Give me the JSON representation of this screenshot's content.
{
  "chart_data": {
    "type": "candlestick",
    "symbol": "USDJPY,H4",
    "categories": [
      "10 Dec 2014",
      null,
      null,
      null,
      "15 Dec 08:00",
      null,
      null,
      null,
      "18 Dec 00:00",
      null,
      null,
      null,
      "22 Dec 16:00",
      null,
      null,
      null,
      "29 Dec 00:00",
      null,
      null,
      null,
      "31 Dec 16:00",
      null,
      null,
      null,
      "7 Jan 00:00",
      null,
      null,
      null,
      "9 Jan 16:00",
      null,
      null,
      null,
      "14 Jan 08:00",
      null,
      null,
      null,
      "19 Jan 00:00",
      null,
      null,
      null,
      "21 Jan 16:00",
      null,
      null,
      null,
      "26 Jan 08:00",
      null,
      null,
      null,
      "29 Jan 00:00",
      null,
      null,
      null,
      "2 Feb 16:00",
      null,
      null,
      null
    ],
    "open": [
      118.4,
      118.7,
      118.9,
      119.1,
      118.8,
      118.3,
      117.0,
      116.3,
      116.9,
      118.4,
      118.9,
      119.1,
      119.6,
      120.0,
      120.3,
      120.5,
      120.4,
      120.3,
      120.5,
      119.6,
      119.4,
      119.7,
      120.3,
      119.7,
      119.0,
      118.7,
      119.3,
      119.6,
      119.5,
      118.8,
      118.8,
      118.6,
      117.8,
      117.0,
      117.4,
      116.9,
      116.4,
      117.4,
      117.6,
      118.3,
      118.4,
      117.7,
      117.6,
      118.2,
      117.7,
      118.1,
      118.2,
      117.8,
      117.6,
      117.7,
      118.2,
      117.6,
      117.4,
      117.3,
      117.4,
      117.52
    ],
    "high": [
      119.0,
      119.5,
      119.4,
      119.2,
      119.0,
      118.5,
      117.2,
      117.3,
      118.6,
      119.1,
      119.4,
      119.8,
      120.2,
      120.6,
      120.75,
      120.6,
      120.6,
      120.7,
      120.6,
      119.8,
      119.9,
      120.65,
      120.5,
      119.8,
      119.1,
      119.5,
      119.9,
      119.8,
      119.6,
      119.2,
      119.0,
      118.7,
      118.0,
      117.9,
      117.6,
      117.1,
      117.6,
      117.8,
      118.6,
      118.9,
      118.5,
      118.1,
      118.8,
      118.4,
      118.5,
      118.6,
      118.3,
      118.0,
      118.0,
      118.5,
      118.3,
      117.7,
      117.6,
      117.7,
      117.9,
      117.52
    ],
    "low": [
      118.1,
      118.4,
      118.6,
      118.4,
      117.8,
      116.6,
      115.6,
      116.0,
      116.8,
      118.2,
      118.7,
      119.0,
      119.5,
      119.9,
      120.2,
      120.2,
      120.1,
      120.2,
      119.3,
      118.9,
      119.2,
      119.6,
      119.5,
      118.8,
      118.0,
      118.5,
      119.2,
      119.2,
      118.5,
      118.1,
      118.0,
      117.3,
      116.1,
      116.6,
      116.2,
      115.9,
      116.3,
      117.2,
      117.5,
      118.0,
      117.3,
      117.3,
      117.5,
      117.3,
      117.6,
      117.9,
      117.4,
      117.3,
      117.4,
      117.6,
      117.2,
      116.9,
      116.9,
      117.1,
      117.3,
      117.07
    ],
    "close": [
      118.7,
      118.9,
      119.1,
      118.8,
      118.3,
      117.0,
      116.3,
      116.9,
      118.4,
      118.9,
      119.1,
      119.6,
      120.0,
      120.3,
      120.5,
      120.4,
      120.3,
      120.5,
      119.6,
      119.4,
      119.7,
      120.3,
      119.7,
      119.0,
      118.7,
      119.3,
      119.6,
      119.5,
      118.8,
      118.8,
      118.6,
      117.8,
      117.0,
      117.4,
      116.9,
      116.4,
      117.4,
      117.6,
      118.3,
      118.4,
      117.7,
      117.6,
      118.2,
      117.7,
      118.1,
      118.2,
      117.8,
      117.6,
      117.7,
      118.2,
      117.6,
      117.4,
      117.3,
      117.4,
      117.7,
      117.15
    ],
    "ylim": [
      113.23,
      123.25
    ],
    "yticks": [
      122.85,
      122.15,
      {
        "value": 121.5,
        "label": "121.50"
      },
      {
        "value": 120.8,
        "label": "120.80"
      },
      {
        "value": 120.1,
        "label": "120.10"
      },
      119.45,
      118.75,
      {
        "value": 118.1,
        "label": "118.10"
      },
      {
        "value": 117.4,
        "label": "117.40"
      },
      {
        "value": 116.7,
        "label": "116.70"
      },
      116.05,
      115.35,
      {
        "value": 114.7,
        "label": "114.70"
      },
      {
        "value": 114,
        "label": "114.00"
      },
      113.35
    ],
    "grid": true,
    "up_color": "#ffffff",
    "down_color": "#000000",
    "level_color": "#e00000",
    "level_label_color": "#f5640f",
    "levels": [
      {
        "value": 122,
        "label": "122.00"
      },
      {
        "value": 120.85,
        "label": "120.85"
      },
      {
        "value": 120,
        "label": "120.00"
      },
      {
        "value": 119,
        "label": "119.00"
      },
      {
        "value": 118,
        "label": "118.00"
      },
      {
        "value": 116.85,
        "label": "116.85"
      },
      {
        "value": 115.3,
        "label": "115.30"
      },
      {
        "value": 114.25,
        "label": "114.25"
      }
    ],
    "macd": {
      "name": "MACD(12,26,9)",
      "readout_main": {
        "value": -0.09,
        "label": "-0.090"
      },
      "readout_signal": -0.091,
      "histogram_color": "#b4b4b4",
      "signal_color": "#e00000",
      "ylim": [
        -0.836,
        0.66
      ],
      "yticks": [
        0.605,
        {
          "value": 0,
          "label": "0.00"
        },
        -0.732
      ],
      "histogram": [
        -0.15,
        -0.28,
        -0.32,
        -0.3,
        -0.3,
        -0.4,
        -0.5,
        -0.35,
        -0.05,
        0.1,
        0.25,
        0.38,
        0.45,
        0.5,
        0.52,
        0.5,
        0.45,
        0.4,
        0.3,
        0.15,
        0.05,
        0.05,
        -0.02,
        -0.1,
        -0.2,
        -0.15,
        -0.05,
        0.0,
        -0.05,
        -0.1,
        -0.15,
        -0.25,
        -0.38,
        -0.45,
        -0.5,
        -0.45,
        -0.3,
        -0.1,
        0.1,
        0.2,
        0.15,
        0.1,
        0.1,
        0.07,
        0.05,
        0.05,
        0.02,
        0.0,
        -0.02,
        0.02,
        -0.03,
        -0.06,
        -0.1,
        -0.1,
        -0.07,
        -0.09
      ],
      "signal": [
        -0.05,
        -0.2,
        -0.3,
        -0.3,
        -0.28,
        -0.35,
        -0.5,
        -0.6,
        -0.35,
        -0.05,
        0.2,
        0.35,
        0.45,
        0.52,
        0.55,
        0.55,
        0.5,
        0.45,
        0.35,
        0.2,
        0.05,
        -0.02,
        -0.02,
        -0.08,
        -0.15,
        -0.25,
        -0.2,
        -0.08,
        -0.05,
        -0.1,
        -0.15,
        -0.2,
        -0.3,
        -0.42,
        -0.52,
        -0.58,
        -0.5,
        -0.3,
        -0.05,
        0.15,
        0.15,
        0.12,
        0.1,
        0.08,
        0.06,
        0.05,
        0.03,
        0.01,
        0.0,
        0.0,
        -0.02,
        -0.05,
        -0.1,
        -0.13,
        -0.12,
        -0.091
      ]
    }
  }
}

..............................

§ Task to complete:
Repeat each record exactly. Omit nothing.

§ Expected answer:
Give me the JSON representation of this screenshot's content.
{
  "chart_data": {
    "type": "candlestick",
    "symbol": "USDJPY,H4",
    "categories": [
      "10 Dec 2014",
      null,
      null,
      null,
      "15 Dec 08:00",
      null,
      null,
      null,
      "18 Dec 00:00",
      null,
      null,
      null,
      "22 Dec 16:00",
      null,
      null,
      null,
      "29 Dec 00:00",
      null,
      null,
      null,
      "31 Dec 16:00",
      null,
      null,
      null,
      "7 Jan 00:00",
      null,
      null,
      null,
      "9 Jan 16:00",
      null,
      null,
      null,
      "14 Jan 08:00",
      null,
      null,
      null,
      "19 Jan 00:00",
      null,
      null,
      null,
      "21 Jan 16:00",
      null,
      null,
      null,
      "26 Jan 08:00",
      null,
      null,
      null,
      "29 Jan 00:00",
      null,
      null,
      null,
      "2 Feb 16:00",
      null,
      null,
      null
    ],
    "open": [
      118.4,
      118.7,
      118.9,
      119.1,
      118.8,
      118.3,
      117.0,
      116.3,
      116.9,
      118.4,
      118.9,
      119.1,
      119.6,
      120.0,
      120.3,
      120.5,
      120.4,
      120.3,
      120.5,
      119.6,
      119.4,
      119.7,
      120.3,
      119.7,
      119.0,
      118.7,
      119.3,
      119.6,
      119.5,
      118.8,
      118.8,
      118.6,
      117.8,
      117.0,
      117.4,
      116.9,
      116.4,
      117.4,
      117.6,
      118.3,
      118.4,
      117.7,
      117.6,
      118.2,
      117.7,
      118.1,
      118.2,
      117.8,
      117.6,
      117.7,
      118.2,
      117.6,
      117.4,
      117.3,
      117.4,
      117.52
    ],
    "high": [
      119.0,
      119.5,
      119.4,
      119.2,
      119.0,
      118.5,
      117.2,
      117.3,
      118.6,
      119.1,
      119.4,
      119.8,
      120.2,
      120.6,
      120.75,
      120.6,
      120.6,
      120.7,
      120.6,
      119.8,
      119.9,
      120.65,
      120.5,
      119.8,
      119.1,
      119.5,
      119.9,
      119.8,
      119.6,
      119.2,
      119.0,
      118.7,
      118.0,
      117.9,
      117.6,
      117.1,
      117.6,
      117.8,
      118.6,
      118.9,
      118.5,
      118.1,
      118.8,
      118.4,
      118.5,
      118.6,
      118.3,
      118.0,
      118.0,
      118.5,
      118.3,
      117.7,
      117.6,
      117.7,
      117.9,
      117.52
    ],
    "low": [
      118.1,
      118.4,
      118.6,
      118.4,
      117.8,
      116.6,
      115.6,
      116.0,
      116.8,
      118.2,
      118.7,
      119.0,
      119.5,
      119.9,
      120.2,
      120.2,
      120.1,
      120.2,
      119.3,
      118.9,
      119.2,
      119.6,
      119.5,
      118.8,
      118.0,
      118.5,
      119.2,
      119.2,
      118.5,
      118.1,
      118.0,
      117.3,
      116.1,
      116.6,
      116.2,
      115.9,
      116.3,
      117.2,
      117.5,
      118.0,
      117.3,
      117.3,
      117.5,
      117.3,
      117.6,
      117.9,
      117.4,
      117.3,
      117.4,
      117.6,
      117.2,
      116.9,
      116.9,
      117.1,
      117.3,
      117.07
    ],
    "close": [
      118.7,
      118.9,
      119.1,
      118.8,
      118.3,
      117.0,
      116.3,
      116.9,
      118.4,
      118.9,
      119.1,
      119.6,
      120.0,
      120.3,
      120.5,
      120.4,
      120.3,
      120.5,
      119.6,
      119.4,
      119.7,
      120.3,
      119.7,
      119.0,
      118.7,
      119.3,
      119.6,
      119.5,
      118.8,
      118.8,
      118.6,
      117.8,
      117.0,
      117.4,
      116.9,
      116.4,
      117.4,
      117.6,
      118.3,
      118.4,
      117.7,
      117.6,
      118.2,
      117.7,
      118.1,
      118.2,
      117.8,
      117.6,
      117.7,
      118.2,
      117.6,
      117.4,
      117.3,
      117.4,
      117.7,
      117.15
    ],
    "ylim": [
      113.23,
      123.25
    ],
    "yticks": [
      122.85,
      122.15,
      {
        "value": 121.5,
        "label": "121.50"
      },
      {
        "value": 120.8,
        "label": "120.80"
      },
      {
        "value": 120.1,
        "label": "120.10"
      },
      119.45,
      118.75,
      {
        "value": 118.1,
        "label": "118.10"
      },
      {
        "value": 117.4,
        "label": "117.40"
      },
      {
        "value": 116.7,
        "label": "116.70"
      },
      116.05,
      115.35,
      {
        "value": 114.7,
        "label": "114.70"
      },
      {
        "value": 114,
        "label": "114.00"
      },
      113.35
    ],
    "grid": true,
    "up_color": "#ffffff",
    "down_color": "#000000",
    "level_color": "#e00000",
    "level_label_color": "#f5640f",
    "levels": [
      {
        "value": 122,
        "label": "122.00"
      },
      {
        "value": 120.85,
        "label": "120.85"
      },
      {
        "value": 120,
        "label": "120.00"
      },
      {
        "value": 119,
        "label": "119.00"
      },
      {
        "value": 118,
        "label": "118.00"
      },
      {
        "value": 116.85,
        "label": "116.85"
      },
      {
        "value": 115.3,
        "label": "115.30"
      },
      {
        "value": 114.25,
        "label": "114.25"
      }
    ],
    "macd": {
      "name": "MACD(12,26,9)",
      "readout_main": {
        "value": -0.09,
        "label": "-0.090"
      },
      "readout_signal": -0.091,
      "histogram_color": "#b4b4b4",
      "signal_color": "#e00000",
      "ylim": [
        -0.836,
        0.66
      ],
      "yticks": [
        0.605,
        {
          "value": 0,
          "label": "0.00"
        },
        -0.732
      ],
      "histogram": [
        -0.15,
        -0.28,
        -0.32,
        -0.3,
        -0.3,
        -0.4,
        -0.5,
        -0.35,
        -0.05,
        0.1,
        0.25,
        0.38,
        0.45,
        0.5,
        0.52,
        0.5,
        0.45,
        0.4,
        0.3,
        0.15,
        0.05,
        0.05,
        -0.02,
        -0.1,
        -0.2,
        -0.15,
        -0.05,
        0.0,
        -0.05,
        -0.1,
        -0.15,
        -0.25,
        -0.38,
        -0.45,
        -0.5,
        -0.45,
        -0.3,
        -0.1,
        0.1,
        0.2,
        0.15,
        0.1,
        0.1,
        0.07,
        0.05,
        0.05,
        0.02,
        0.0,
        -0.02,
        0.02,
        -0.03,
        -0.06,
        -0.1,
        -0.1,
        -0.07,
        -0.09
      ],
      "signal": [
        -0.05,
        -0.2,
        -0.3,
        -0.3,
        -0.28,
        -0.35,
        -0.5,
        -0.6,
        -0.35,
        -0.05,
        0.2,
        0.35,
        0.45,
        0.52,
        0.55,
        0.55,
        0.5,
        0.45,
        0.35,
        0.2,
        0.05,
        -0.02,
        -0.02,
        -0.08,
        -0.15,
        -0.25,
        -0.2,
        -0.08,
        -0.05,
        -0.1,
        -0.15,
        -0.2,
        -0.3,
        -0.42,
        -0.52,
        -0.58,
        -0.5,
        -0.3,
        -0.05,
        0.15,
        0.15,
        0.12,
        0.1,
        0.08,
        0.06,
        0.05,
        0.03,
        0.01,
        0.0,
        0.0,
        -0.02,
        -0.05,
        -0.1,
        -0.13,
        -0.12,
        -0.091
      ]
    }
  }
}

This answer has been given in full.